──────── Data shown ────────

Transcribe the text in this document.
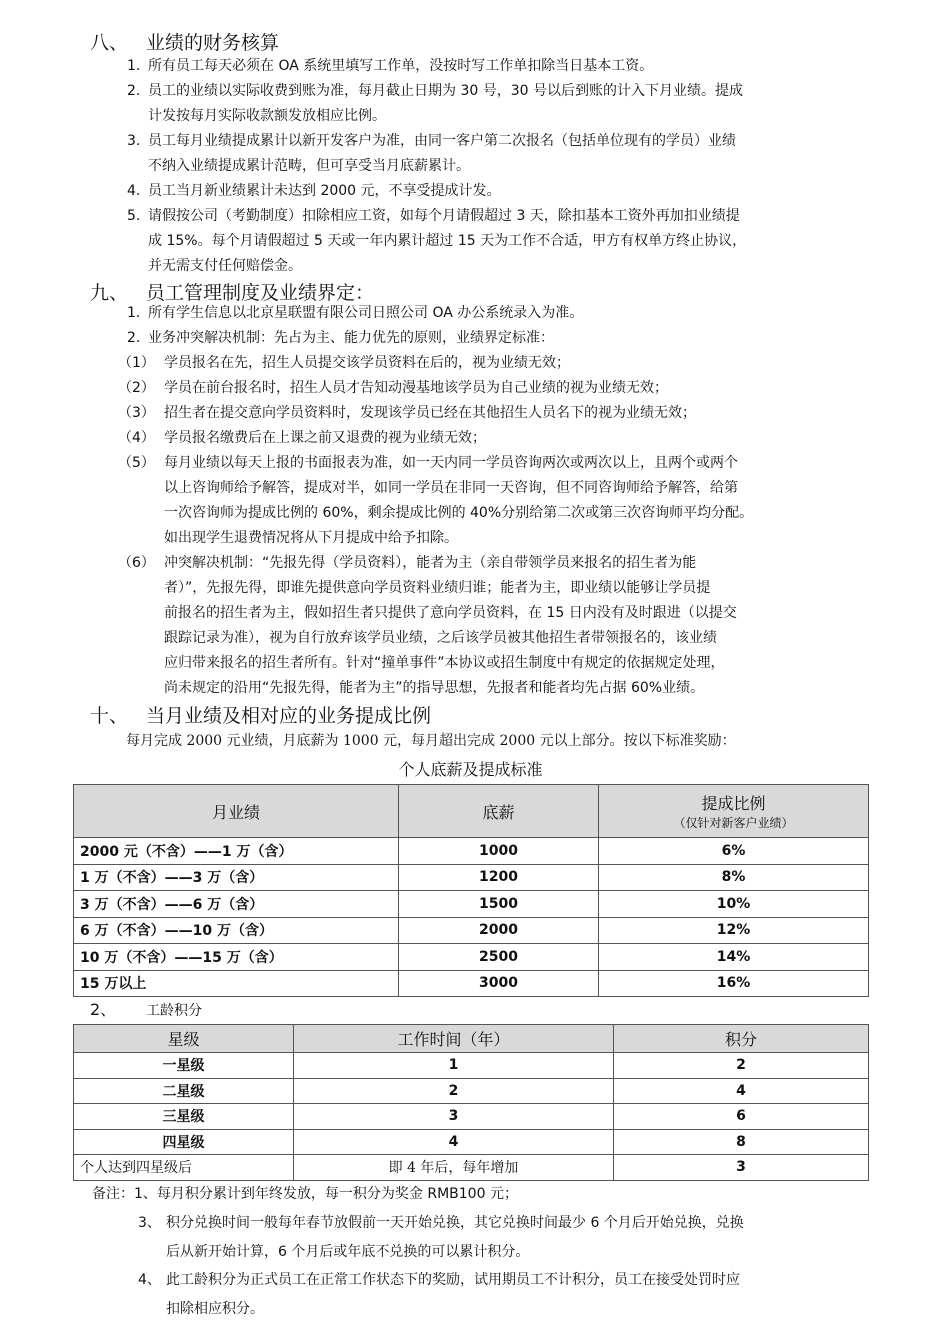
八、 业绩的财务核算
1. 所有员工每天必须在 OA 系统里填写工作单，没按时写工作单扣除当日基本工资。
2. 员工的业绩以实际收费到账为准，每月截止日期为 30 号，30 号以后到账的计入下月业绩。提成
计发按每月实际收款额发放相应比例。
3. 员工每月业绩提成累计以新开发客户为准，由同一客户第二次报名（包括单位现有的学员）业绩
不纳入业绩提成累计范畴，但可享受当月底薪累计。
4. 员工当月新业绩累计未达到 2000 元，不享受提成计发。
5. 请假按公司（考勤制度）扣除相应工资，如每个月请假超过 3 天，除扣基本工资外再加扣业绩提
成 15%。每个月请假超过 5 天或一年内累计超过 15 天为工作不合适，甲方有权单方终止协议，
并无需支付任何赔偿金。
九、 员工管理制度及业绩界定：
1. 所有学生信息以北京星联盟有限公司日照公司 OA 办公系统录入为准。
2. 业务冲突解决机制：先占为主、能力优先的原则，业绩界定标准：
（1） 学员报名在先，招生人员提交该学员资料在后的，视为业绩无效；
（2） 学员在前台报名时，招生人员才告知动漫基地该学员为自己业绩的视为业绩无效；
（3） 招生者在提交意向学员资料时，发现该学员已经在其他招生人员名下的视为业绩无效；
（4） 学员报名缴费后在上课之前又退费的视为业绩无效；
（5） 每月业绩以每天上报的书面报表为准，如一天内同一学员咨询两次或两次以上，且两个或两个
以上咨询师给予解答，提成对半，如同一学员在非同一天咨询，但不同咨询师给予解答，给第
一次咨询师为提成比例的 60%，剩余提成比例的 40%分别给第二次或第三次咨询师平均分配。
如出现学生退费情况将从下月提成中给予扣除。
（6） 冲突解决机制：“先报先得（学员资料），能者为主（亲自带领学员来报名的招生者为能
者）”，先报先得，即谁先提供意向学员资料业绩归谁；能者为主，即业绩以能够让学员提
前报名的招生者为主，假如招生者只提供了意向学员资料，在 15 日内没有及时跟进（以提交
跟踪记录为准），视为自行放弃该学员业绩，之后该学员被其他招生者带领报名的，该业绩
应归带来报名的招生者所有。针对“撞单事件”本协议或招生制度中有规定的依据规定处理，
尚未规定的沿用“先报先得，能者为主”的指导思想，先报者和能者均先占据 60%业绩。
十、 当月业绩及相对应的业务提成比例
每月完成 2000 元业绩，月底薪为 1000 元，每月超出完成 2000 元以上部分。按以下标准奖励：
个人底薪及提成标准
月业绩	底薪	提成比例
（仅针对新客户业绩）

2000 元（不含）——1 万（含）	1000	6%
1 万（不含）——3 万（含）	1200	8%
3 万（不含）——6 万（含）	1500	10%
6 万（不含）——10 万（含）	2000	12%
10 万（不含）——15 万（含）	2500	14%
15 万以上	3000	16%
2、 工龄积分
星级	工作时间（年）	积分
一星级	1	2
二星级	2	4
三星级	3	6
四星级	4	8
个人达到四星级后	即 4 年后，每年增加	3
备注：1、每月积分累计到年终发放，每一积分为奖金 RMB100 元；
3、 积分兑换时间一般每年春节放假前一天开始兑换，其它兑换时间最少 6 个月后开始兑换，兑换
后从新开始计算，6 个月后或年底不兑换的可以累计积分。
4、 此工龄积分为正式员工在正常工作状态下的奖励，试用期员工不计积分，员工在接受处罚时应
扣除相应积分。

────────

■ Short exercise
Print out the whole of the material word for word, without pictures.

■ Final result
Transcribe the text in this document.
八、 业绩的财务核算
1. 所有员工每天必须在 OA 系统里填写工作单，没按时写工作单扣除当日基本工资。
2. 员工的业绩以实际收费到账为准，每月截止日期为 30 号，30 号以后到账的计入下月业绩。提成
计发按每月实际收款额发放相应比例。
3. 员工每月业绩提成累计以新开发客户为准，由同一客户第二次报名（包括单位现有的学员）业绩
不纳入业绩提成累计范畴，但可享受当月底薪累计。
4. 员工当月新业绩累计未达到 2000 元，不享受提成计发。
5. 请假按公司（考勤制度）扣除相应工资，如每个月请假超过 3 天，除扣基本工资外再加扣业绩提
成 15%。每个月请假超过 5 天或一年内累计超过 15 天为工作不合适，甲方有权单方终止协议，
并无需支付任何赔偿金。
九、 员工管理制度及业绩界定：
1. 所有学生信息以北京星联盟有限公司日照公司 OA 办公系统录入为准。
2. 业务冲突解决机制：先占为主、能力优先的原则，业绩界定标准：
（1） 学员报名在先，招生人员提交该学员资料在后的，视为业绩无效；
（2） 学员在前台报名时，招生人员才告知动漫基地该学员为自己业绩的视为业绩无效；
（3） 招生者在提交意向学员资料时，发现该学员已经在其他招生人员名下的视为业绩无效；
（4） 学员报名缴费后在上课之前又退费的视为业绩无效；
（5） 每月业绩以每天上报的书面报表为准，如一天内同一学员咨询两次或两次以上，且两个或两个
以上咨询师给予解答，提成对半，如同一学员在非同一天咨询，但不同咨询师给予解答，给第
一次咨询师为提成比例的 60%，剩余提成比例的 40%分别给第二次或第三次咨询师平均分配。
如出现学生退费情况将从下月提成中给予扣除。
（6） 冲突解决机制：“先报先得（学员资料），能者为主（亲自带领学员来报名的招生者为能
者）”，先报先得，即谁先提供意向学员资料业绩归谁；能者为主，即业绩以能够让学员提
前报名的招生者为主，假如招生者只提供了意向学员资料，在 15 日内没有及时跟进（以提交
跟踪记录为准），视为自行放弃该学员业绩，之后该学员被其他招生者带领报名的，该业绩
应归带来报名的招生者所有。针对“撞单事件”本协议或招生制度中有规定的依据规定处理，
尚未规定的沿用“先报先得，能者为主”的指导思想，先报者和能者均先占据 60%业绩。
十、 当月业绩及相对应的业务提成比例
每月完成 2000 元业绩，月底薪为 1000 元，每月超出完成 2000 元以上部分。按以下标准奖励：
个人底薪及提成标准
月业绩	底薪	提成比例
（仅针对新客户业绩）

2000 元（不含）——1 万（含）	1000	6%
1 万（不含）——3 万（含）	1200	8%
3 万（不含）——6 万（含）	1500	10%
6 万（不含）——10 万（含）	2000	12%
10 万（不含）——15 万（含）	2500	14%
15 万以上	3000	16%
2、 工龄积分
星级	工作时间（年）	积分
一星级	1	2
二星级	2	4
三星级	3	6
四星级	4	8
个人达到四星级后	即 4 年后，每年增加	3
备注：1、每月积分累计到年终发放，每一积分为奖金 RMB100 元；
3、 积分兑换时间一般每年春节放假前一天开始兑换，其它兑换时间最少 6 个月后开始兑换，兑换
后从新开始计算，6 个月后或年底不兑换的可以累计积分。
4、 此工龄积分为正式员工在正常工作状态下的奖励，试用期员工不计积分，员工在接受处罚时应
扣除相应积分。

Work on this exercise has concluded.